But for now, my work is done and I am gearing up for some vacation traveling. I have had a really great few days, preparing to leave. People here are just so great, and the last few days I have had some really great interactions. It just makes me love Tanzania. There’s a guy at the market who makes sambusas (sambusas in English are samossas and are these little meat pies in filo-dough type crust). I don’t buy sabussas all that often but I always talk to the man. The other day he invited my site mate and me to his house for dinner. Unfortunately we had to decline but we’re planning on going at some point. And then the mama at the post office has decided that she needs to call me anytime I get mail to let me know. It’s unnecessary, but a really nice gesture. I brought a piece of fabric to my seamstress to get sewn yesterday and told her that I’d come get it in a month because I was traveling and wasn’t going to be in the area. She offered to sew it by the next day for me…no extra cost.

I now that those are all really little things. But it is the little things in life that matter, right? It’s the little things like being invited to church and a Sunday lunch with one of the fellow teachers. It’s laughing with the fundi about the clothes you want made. It’s greeting people in the street and knowing their name and them knowing your name. It’s bringing bananas as gifts to your neighbors or receiving a mango from one of the girls next door. It’s feeling like you’re becoming part of the community. Maybe it took a year to get there, and I’m sure I’m not there yet…but I am getting there. And it is really great. I am not going to be at my site for about a month, and I am a little sad to be leaving. I am excited too, of course, but I will miss everyone.

Anyways I hope that everyone had a great Thanksgiving and that you are staying warm. Being in Africa, in relatively warm weather, eating mangos and pineapples off the trees – it’s hard to believe that it is almost winter and that people at home are dealing with freezing temperatures, snow storms, obnoxious Christmas commercials and overplayed Christmas songs. It doesn’t feel like the Christmas.

Saturday, October 30, 2010

Chance of a Lifetime

Coming to Tanzania was a chance of a lifetime for me. One of the main reasons that on my Peace Corps application that I checked Africa for my “first choice” of where to go was because I don’t know if I would have ever dared to venture to Africa on my own. It’s not like South America or Europe or Asia, where it’s possible that someday I would go. For some reason, at the time of application, all those places seemed less scary. In my mind, Africa was just so scary.

Anywhere here I am, in Africa, teaching two subjects that I would never had had the chance to appreciate in America. I mean as a bio major, my interest in math and physics was pretty nonexistent. I am beginning to appreciate both of those subjects. I got the chance to learn a cool language, meet cool people, experience first hand something that without Peace Corps, I would not have been able to experience. For me, this was a great opportunity, a great change, a great learning experience.

One of my goals was to give some of the young adults that I am teaching some sort of memorable opportunity. Up until this point, I’ve tried to accomplish this by being a good teacher (which is not always the case), caring, trying to teach them things that they may not necessarily be able to learn from Tanzanian teachers because of cultural or educational limitations…condom demonstrations, girl’s empowerment, health, computers…I think all of the girls appreciate this.

◆ ◆ ◆ ◆ ◆

→ **Given exercise 1**
In the Tanzania blog post, what did the seamstress offer to do with the piece of fabric?
→ **Given exercise 2**
Translate this sentence from the Tanzania blog post into Spanish: "It’s unnecessary, but a really nice gesture."
→ **Given exercise 3**
Carry on the Tanzania blog post from its final sentence.

◆ ◆ ◆ ◆ ◆

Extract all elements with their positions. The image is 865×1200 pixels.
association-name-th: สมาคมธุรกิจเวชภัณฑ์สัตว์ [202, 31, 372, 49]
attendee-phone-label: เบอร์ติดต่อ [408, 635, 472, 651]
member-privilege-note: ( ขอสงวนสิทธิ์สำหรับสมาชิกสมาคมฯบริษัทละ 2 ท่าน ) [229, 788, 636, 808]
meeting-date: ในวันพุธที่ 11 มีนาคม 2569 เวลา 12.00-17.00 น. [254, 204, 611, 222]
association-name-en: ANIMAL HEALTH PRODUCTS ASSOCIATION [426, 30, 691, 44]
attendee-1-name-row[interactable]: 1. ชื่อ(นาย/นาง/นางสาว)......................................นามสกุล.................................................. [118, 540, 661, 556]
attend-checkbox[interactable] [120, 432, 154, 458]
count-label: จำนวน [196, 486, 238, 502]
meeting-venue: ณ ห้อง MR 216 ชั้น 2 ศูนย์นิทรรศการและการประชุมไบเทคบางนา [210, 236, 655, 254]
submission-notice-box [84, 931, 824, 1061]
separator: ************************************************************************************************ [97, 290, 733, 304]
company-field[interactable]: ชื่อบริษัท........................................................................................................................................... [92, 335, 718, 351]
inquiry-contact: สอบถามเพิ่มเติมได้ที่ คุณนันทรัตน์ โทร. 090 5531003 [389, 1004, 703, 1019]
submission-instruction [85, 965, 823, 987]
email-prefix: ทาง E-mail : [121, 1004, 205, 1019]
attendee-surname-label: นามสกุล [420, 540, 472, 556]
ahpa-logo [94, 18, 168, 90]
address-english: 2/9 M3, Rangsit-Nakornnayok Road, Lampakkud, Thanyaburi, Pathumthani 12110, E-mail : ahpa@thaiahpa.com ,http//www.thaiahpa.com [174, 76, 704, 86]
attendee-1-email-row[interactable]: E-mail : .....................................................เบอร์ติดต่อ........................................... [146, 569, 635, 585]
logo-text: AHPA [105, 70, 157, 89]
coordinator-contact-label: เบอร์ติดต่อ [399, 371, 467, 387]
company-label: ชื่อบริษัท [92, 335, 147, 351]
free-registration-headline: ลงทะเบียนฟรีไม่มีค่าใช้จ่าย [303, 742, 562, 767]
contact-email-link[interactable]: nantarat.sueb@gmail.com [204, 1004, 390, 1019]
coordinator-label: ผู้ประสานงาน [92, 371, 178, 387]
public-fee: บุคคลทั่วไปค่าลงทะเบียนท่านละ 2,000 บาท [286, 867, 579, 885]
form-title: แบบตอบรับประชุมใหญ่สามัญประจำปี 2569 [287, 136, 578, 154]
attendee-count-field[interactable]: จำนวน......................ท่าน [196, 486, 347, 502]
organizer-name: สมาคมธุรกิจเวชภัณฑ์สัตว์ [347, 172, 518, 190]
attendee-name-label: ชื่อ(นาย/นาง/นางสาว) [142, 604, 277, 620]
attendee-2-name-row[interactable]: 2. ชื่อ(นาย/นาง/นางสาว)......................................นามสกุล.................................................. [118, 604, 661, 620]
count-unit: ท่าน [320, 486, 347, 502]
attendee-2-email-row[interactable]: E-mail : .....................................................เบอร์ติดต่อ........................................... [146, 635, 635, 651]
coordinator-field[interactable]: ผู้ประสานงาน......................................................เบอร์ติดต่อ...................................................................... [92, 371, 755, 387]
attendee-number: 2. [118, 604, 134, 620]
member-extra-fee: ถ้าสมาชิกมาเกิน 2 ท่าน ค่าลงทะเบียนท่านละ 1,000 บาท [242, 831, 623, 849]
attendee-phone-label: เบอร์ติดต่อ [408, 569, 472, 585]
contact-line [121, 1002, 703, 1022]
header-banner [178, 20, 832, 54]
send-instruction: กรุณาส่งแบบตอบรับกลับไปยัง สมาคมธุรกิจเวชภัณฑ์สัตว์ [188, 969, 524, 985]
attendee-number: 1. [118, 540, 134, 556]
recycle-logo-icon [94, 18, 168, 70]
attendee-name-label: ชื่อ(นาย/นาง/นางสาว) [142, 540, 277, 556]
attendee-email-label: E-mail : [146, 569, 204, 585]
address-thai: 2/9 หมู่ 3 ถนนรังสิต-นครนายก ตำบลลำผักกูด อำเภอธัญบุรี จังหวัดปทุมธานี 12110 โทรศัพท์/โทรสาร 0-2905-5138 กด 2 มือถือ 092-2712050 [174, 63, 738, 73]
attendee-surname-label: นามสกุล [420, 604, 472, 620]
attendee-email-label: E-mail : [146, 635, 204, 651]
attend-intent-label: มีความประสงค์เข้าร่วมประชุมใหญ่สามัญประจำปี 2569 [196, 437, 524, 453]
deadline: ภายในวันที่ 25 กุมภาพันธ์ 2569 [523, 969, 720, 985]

◆ ◆ ◆ ◆ ◆

→ **Exercise response 1**
She offered to sew it by the next day at no extra cost.

→ **Exercise response 2**
Es innecesario, pero es un gesto muy amable.

→ **Exercise response 3**
However, let’s talk about opportunities of a lifetime. In a country with the 20th lowest GDP, in which the average annual income of the citizens is between $250 and $500 a year, opportunities like the ones that Peace Corps provided to me are pretty limited for your average Tanzanian. The plane ticket to America is 4 times the average income of Tanzanians. However, one of my students was chosen, along with 4 other students from around the country, to attend a Youth Leadership Program in America. She will get to go spend one month in America, attend an American high schools, and stay with an American host family. I am so excited for her. My teachers are so excited for her. My headmistress is so excited. This is, truly, an opportunity of a lifetime for her, and it makes me so happy. Many Tanzanian students have absolutely no global perspective. The boarder of Tanzanian is the end of the world. America is equally as far away and foreign as Zimbabwe or West Africa. Tanzania is Tanzania and the rest of the world is all just one big foreign country. I don’t think this girl yet realizes the magnitude of the world: being on a plane for 15 hours, flying over the Atlantic Ocean, being in a country who probably has never heard of Mbeya. I am quite excited to see her off and welcome her back. And I am so excited to see what she thinks of my home. My culture.

As I write this, I am sitting on my couch, listening to the Glee soundtrack. I haven’t yet told her that she was selected because I wanted to tell my mkuu first. So tomorrow, I will tell her. And then I have about 3 weeks to get her a passport. I can’t wait.

So, it's now the day after. I am writing this blog in installments. I have told my student. She literally skipped away. I have never seen a Tanzanian student so happy. We have a date to go to the regional capital to fill out her application for a passport and visa, and then in 5 months she will be in America for a month.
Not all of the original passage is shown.